● **Supplied text**
+===+
# Sage Dual - Solenoid Part Number?



## jerryseabridge (Dec 12, 2015)

Hi all!

Like a number of others have experienced, my Sage Dual solenoid is starting to play up - sometimes it makes a rattling noise and once or twice I've experienced a brief
loss of pressure. Mostly it still works fine though. I've got plenty of experience of tinkering with Gaggia SBDU units (Classic and Babys with the three-way solenoids and aluminium boilers) but to date I haven't opened up my Dual (if it ain't broke don't fix it). On the basis that at some point I'm going to have to open her up and possibly replace the solenoid I've been doing a spot of research and wondered if anyone with more experience than me can shed some light on my confusion below...

To understand more about the solenoid in the Dual I downloaded the OLAB catalogue from olabitaly.com (click on "Download The General Catalog" at the top), since all the replacement solenoids sold on eBay are marked as OLAB ones. On eBay all of the images of solenoids advertised as compatible replacement solenoids for the Sage Dual (BES920) are marked as OLAB 9000...

First thing I realised is that the model number OLAB 9000 refers to the type of coil used, not the actual solenoid. Looking at p618 of the OLAB catalogue it states the 9000 series coils are 22mm coils with a "10mm sleeve hole" and this model is "usable with the solenoid valve series 6000 and 9000".

However, when I look the images (in the same catalogue) of the 6000 and 9000 series solenoids, none of the options look anything like the part in the eBay images. Looking further through the catalogue, on p567 ("8500 series") there is an image which DOES look like the part sold for the Sage Dual - on p572 there is the 8500/7 and 8500/9 models which look exactly like images of the underside of the solenoid used in the Dual that I've seen in various places on the web (the only difference between the /7 and /9 is the /7 has a exhaust for a 7mm rubber hose, the /9 has an exhaust for a 1/8" male thread - not sure which is used on the Sage Dual). However, the 8500 series is 14mm in diameter and is stated (p571) as requiring an 8000BH series coil (which has a 14.3mm sleeve hole, see p622).
+===+
● **Written instruction 1**
Copy the passage of the solenoid thread between "Like a number" and "my confusion below...", inclusive.
The solenoid forum thread and the records come from separate sources.
+===+
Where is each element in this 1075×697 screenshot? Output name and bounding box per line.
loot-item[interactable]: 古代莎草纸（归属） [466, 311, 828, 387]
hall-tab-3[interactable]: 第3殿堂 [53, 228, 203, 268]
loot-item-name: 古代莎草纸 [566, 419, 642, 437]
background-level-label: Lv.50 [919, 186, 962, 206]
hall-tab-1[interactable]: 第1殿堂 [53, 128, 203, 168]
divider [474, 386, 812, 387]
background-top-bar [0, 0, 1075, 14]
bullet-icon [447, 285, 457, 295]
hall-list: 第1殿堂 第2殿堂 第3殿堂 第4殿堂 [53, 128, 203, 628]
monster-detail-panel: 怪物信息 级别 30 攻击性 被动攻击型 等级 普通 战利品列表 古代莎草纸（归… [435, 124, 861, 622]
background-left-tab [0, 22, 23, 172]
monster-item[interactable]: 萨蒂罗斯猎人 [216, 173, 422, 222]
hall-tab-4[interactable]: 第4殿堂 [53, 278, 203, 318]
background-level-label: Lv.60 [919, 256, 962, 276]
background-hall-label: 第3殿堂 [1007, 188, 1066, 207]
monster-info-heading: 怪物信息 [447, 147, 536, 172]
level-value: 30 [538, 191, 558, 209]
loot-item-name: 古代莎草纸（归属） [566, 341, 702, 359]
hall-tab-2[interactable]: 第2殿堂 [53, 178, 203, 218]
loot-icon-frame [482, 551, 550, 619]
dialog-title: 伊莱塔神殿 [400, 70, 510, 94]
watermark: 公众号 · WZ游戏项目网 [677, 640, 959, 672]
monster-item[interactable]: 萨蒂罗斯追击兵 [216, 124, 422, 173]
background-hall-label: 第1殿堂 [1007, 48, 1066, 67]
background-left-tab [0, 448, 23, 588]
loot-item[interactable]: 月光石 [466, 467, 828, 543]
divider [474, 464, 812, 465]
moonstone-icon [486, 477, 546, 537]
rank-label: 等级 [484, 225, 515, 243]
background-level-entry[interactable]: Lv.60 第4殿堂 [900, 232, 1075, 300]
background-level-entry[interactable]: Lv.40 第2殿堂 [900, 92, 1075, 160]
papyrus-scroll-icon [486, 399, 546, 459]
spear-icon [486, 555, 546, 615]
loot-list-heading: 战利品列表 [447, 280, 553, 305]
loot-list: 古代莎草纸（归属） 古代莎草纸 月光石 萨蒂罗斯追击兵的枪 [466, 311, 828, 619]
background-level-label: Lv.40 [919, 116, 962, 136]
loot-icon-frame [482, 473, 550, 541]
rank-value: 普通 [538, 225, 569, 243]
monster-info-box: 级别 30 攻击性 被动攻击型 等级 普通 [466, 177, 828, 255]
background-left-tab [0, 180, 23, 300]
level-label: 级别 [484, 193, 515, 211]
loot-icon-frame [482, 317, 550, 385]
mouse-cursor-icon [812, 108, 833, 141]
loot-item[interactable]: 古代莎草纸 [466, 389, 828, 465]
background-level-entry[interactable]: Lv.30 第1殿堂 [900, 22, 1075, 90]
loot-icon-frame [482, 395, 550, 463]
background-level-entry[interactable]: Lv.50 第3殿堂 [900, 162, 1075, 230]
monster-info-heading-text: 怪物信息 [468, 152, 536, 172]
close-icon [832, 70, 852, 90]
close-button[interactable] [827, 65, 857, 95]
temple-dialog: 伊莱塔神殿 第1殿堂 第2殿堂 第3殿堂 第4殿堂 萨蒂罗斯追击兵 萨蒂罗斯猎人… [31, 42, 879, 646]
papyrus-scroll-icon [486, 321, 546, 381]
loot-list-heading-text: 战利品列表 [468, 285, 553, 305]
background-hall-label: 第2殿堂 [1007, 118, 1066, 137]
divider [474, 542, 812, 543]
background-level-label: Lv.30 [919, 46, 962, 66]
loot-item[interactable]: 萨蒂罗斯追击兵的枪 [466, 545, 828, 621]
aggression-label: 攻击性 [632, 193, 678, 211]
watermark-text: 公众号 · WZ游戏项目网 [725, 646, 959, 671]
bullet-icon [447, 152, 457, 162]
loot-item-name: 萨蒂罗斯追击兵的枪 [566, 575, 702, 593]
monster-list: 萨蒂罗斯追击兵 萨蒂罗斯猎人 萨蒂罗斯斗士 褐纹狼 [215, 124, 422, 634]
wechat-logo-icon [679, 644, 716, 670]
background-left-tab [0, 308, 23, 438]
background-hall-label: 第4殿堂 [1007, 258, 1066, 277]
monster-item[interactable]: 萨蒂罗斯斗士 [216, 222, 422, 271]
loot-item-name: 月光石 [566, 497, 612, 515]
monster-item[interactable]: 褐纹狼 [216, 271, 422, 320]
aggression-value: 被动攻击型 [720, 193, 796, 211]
+===+
● **Written instruction 2**
Rewrite the records from their first line through the line holding "divider [474, 386, 812, 387]", inclusive, changing "interactable" to "clickable" and leaving everything else untouched.

● **Worked answer 1**
Like a number of others have experienced, my Sage Dual solenoid is starting to play up - sometimes it makes a rattling noise and once or twice I've experienced a brief
loss of pressure. Mostly it still works fine though. I've got plenty of experience of tinkering with Gaggia SBDU units (Classic and Babys with the three-way solenoids and aluminium boilers) but to date I haven't opened up my Dual (if it ain't broke don't fix it). On the basis that at some point I'm going to have to open her up and possibly replace the solenoid I've been doing a spot of research and wondered if anyone with more experience than me can shed some light on my confusion below...

● **Worked answer 2**
Where is each element in this 1075×697 screenshot? Output name and bounding box per line.
loot-item[clickable]: 古代莎草纸（归属） [466, 311, 828, 387]
hall-tab-3[clickable]: 第3殿堂 [53, 228, 203, 268]
loot-item-name: 古代莎草纸 [566, 419, 642, 437]
background-level-label: Lv.50 [919, 186, 962, 206]
hall-tab-1[clickable]: 第1殿堂 [53, 128, 203, 168]
divider [474, 386, 812, 387]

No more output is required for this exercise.